** Opening Available data block **

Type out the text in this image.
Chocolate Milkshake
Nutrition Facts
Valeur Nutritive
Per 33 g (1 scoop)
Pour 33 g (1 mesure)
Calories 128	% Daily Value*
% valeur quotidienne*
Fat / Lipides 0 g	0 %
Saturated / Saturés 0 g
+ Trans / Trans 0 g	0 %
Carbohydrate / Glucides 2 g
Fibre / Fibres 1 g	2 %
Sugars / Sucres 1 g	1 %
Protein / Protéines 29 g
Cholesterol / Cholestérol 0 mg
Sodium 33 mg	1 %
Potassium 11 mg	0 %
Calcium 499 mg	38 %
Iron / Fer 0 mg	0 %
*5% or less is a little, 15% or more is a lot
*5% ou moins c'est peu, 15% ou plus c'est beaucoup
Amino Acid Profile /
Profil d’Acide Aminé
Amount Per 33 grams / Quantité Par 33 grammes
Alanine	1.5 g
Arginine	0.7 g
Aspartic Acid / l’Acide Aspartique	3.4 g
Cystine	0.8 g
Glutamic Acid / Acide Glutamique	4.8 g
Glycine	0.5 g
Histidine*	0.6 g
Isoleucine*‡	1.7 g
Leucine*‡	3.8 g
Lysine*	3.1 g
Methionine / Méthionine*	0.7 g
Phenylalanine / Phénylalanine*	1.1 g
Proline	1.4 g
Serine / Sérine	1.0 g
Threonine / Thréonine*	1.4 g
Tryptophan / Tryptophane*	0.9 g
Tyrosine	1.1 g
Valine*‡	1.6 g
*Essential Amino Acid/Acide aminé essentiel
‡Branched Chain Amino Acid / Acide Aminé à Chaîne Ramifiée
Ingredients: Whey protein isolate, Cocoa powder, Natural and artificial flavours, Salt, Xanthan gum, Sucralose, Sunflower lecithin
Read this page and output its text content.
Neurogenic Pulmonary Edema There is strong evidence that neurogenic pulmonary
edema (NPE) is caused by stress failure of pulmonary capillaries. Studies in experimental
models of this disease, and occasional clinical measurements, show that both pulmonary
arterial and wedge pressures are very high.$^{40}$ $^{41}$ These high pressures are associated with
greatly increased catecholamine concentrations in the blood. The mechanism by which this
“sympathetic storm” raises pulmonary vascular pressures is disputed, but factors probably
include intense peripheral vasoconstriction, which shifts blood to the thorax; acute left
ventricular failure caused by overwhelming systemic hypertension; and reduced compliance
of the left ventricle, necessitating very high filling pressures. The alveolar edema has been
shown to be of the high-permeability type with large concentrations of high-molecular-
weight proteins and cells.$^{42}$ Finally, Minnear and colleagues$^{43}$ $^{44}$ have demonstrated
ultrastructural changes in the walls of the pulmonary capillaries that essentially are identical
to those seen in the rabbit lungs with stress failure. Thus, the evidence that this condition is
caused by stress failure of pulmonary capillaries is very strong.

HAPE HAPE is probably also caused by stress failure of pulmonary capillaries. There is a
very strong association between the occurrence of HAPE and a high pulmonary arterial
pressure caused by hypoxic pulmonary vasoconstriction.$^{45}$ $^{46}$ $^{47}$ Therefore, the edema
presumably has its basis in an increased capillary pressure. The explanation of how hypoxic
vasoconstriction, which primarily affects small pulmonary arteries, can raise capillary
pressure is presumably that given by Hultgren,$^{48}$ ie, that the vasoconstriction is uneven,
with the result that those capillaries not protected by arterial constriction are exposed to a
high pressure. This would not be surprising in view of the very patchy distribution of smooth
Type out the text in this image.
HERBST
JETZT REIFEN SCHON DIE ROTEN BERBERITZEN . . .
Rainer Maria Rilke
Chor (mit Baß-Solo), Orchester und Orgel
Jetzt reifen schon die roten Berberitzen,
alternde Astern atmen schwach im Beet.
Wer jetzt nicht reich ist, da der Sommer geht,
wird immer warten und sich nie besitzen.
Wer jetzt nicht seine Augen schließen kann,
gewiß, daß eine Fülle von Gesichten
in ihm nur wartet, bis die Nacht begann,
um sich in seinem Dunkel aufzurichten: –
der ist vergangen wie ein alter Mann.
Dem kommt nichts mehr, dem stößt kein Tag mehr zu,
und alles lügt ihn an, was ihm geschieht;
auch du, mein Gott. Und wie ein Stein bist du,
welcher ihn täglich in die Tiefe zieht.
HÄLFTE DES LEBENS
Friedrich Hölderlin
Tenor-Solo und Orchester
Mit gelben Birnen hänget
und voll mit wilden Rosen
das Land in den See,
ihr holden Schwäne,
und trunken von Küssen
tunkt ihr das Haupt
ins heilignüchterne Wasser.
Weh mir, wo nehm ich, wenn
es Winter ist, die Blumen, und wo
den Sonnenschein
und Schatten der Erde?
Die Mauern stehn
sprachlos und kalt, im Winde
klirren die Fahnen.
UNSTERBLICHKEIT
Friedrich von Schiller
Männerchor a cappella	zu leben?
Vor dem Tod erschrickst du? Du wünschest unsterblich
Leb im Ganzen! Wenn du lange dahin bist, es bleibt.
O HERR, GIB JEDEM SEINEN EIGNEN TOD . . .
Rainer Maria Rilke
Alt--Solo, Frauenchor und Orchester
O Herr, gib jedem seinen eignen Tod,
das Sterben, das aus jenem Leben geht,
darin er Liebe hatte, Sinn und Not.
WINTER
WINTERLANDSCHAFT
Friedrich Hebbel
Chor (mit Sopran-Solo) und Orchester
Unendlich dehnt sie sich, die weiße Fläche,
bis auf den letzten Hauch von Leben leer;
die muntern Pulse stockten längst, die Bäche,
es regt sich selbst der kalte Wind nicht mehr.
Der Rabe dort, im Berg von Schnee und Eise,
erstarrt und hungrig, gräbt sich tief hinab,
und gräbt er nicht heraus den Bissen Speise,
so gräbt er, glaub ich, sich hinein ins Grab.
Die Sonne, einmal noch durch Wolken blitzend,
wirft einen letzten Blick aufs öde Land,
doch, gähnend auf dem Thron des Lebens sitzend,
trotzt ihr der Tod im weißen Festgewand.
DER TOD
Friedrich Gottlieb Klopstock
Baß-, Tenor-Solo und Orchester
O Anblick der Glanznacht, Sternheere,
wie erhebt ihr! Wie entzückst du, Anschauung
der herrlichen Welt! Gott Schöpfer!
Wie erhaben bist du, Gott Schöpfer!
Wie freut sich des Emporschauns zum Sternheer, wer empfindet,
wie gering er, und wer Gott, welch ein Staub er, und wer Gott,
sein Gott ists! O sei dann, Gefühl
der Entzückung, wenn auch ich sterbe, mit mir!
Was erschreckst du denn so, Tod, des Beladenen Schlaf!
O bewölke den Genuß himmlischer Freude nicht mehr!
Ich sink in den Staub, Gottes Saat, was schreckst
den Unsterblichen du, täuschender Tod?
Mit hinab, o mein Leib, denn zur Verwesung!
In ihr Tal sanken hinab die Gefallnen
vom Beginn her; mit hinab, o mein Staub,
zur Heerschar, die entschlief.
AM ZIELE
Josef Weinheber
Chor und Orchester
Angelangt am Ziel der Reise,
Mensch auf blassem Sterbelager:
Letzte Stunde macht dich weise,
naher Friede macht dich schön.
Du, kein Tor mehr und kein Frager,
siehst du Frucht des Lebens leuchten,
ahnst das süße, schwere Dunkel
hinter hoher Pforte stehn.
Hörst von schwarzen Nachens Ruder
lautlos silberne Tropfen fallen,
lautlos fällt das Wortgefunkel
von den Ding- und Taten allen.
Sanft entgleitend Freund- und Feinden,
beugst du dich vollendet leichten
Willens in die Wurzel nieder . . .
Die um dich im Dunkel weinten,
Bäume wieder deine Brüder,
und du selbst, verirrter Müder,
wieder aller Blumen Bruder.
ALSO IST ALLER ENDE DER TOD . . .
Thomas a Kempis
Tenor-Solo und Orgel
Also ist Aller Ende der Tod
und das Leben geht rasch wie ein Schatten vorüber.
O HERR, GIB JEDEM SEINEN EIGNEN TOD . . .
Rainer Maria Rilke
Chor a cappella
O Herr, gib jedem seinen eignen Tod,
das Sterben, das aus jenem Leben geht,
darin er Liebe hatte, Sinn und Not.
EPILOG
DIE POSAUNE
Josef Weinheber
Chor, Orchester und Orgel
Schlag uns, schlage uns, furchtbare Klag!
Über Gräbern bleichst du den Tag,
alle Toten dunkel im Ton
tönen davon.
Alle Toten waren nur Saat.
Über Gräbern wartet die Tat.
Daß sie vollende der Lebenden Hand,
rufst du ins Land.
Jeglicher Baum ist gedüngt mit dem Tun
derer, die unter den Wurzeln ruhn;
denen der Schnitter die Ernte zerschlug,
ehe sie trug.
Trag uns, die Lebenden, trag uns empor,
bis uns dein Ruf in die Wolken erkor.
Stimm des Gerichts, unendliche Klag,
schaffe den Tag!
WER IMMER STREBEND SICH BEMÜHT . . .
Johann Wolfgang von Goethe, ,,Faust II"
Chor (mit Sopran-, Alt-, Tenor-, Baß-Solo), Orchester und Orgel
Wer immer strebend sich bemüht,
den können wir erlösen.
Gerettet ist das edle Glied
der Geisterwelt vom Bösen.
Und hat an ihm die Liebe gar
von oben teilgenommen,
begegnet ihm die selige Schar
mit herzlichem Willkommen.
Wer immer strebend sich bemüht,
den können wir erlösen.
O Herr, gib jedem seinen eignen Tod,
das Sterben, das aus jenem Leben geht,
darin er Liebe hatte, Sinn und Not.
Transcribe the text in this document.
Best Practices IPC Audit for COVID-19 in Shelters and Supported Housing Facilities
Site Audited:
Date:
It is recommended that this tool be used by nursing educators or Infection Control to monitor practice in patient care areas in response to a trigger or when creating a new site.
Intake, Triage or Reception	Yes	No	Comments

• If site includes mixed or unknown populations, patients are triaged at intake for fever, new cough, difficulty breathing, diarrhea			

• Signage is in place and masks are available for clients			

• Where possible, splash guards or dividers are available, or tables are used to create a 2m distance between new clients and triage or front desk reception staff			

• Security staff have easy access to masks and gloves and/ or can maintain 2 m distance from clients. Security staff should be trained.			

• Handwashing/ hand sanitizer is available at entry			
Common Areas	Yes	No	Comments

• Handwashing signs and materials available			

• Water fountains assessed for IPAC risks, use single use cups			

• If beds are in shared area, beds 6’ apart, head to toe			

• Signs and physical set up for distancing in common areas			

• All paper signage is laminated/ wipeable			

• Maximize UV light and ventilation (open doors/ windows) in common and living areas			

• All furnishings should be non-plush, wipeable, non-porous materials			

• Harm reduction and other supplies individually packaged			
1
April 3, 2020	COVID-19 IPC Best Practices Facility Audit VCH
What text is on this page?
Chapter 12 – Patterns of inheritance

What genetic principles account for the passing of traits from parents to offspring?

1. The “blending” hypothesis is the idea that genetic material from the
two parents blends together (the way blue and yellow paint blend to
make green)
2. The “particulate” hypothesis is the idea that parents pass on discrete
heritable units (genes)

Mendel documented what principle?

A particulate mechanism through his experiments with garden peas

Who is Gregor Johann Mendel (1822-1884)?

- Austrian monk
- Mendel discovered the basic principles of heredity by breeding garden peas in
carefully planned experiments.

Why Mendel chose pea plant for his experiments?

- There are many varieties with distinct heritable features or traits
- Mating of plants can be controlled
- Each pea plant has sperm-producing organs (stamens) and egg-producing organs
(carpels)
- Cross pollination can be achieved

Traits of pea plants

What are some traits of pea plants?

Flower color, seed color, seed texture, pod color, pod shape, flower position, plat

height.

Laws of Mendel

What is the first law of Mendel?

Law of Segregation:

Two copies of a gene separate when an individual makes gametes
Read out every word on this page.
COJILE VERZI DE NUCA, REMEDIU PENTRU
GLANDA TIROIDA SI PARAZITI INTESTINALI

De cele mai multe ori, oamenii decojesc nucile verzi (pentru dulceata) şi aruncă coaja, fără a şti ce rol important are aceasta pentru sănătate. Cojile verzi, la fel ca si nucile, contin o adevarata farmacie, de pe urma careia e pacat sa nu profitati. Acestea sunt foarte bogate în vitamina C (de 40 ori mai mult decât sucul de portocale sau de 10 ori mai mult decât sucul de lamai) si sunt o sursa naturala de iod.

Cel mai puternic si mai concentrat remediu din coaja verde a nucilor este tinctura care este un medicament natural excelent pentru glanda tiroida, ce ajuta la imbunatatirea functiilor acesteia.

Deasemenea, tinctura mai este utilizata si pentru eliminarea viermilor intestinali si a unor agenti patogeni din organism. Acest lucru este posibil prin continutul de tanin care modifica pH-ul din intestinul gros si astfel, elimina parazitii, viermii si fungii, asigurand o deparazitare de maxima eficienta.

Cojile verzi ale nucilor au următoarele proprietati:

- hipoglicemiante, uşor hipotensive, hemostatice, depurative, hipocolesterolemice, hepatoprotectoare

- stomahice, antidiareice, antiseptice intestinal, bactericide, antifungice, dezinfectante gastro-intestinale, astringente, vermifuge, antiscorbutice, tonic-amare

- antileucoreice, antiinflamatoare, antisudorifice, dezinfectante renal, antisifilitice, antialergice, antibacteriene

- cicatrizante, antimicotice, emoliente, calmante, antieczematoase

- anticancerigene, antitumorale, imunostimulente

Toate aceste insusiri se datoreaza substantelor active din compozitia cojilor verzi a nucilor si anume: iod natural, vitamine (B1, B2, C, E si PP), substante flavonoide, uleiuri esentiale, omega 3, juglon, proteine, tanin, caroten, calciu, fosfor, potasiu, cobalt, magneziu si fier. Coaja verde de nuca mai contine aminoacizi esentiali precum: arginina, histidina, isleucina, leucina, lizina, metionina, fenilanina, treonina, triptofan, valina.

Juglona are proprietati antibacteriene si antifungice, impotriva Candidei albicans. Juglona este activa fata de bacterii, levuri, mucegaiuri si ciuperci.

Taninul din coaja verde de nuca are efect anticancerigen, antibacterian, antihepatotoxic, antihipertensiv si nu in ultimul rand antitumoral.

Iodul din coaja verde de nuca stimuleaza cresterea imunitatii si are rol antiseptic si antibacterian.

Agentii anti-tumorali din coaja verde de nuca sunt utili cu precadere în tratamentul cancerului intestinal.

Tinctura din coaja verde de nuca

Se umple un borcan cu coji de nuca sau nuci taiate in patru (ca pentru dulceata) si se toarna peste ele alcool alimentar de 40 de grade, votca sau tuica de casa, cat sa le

** Closing Available data block **

**What to work on**: If a line of the listing above holds the string "increased", copy it.

**Response to the exercise**:
greatly increased catecholamine concentrations in the blood. The mechanism by which this
presumably has its basis in an increased capillary pressure. The explanation of how hypoxic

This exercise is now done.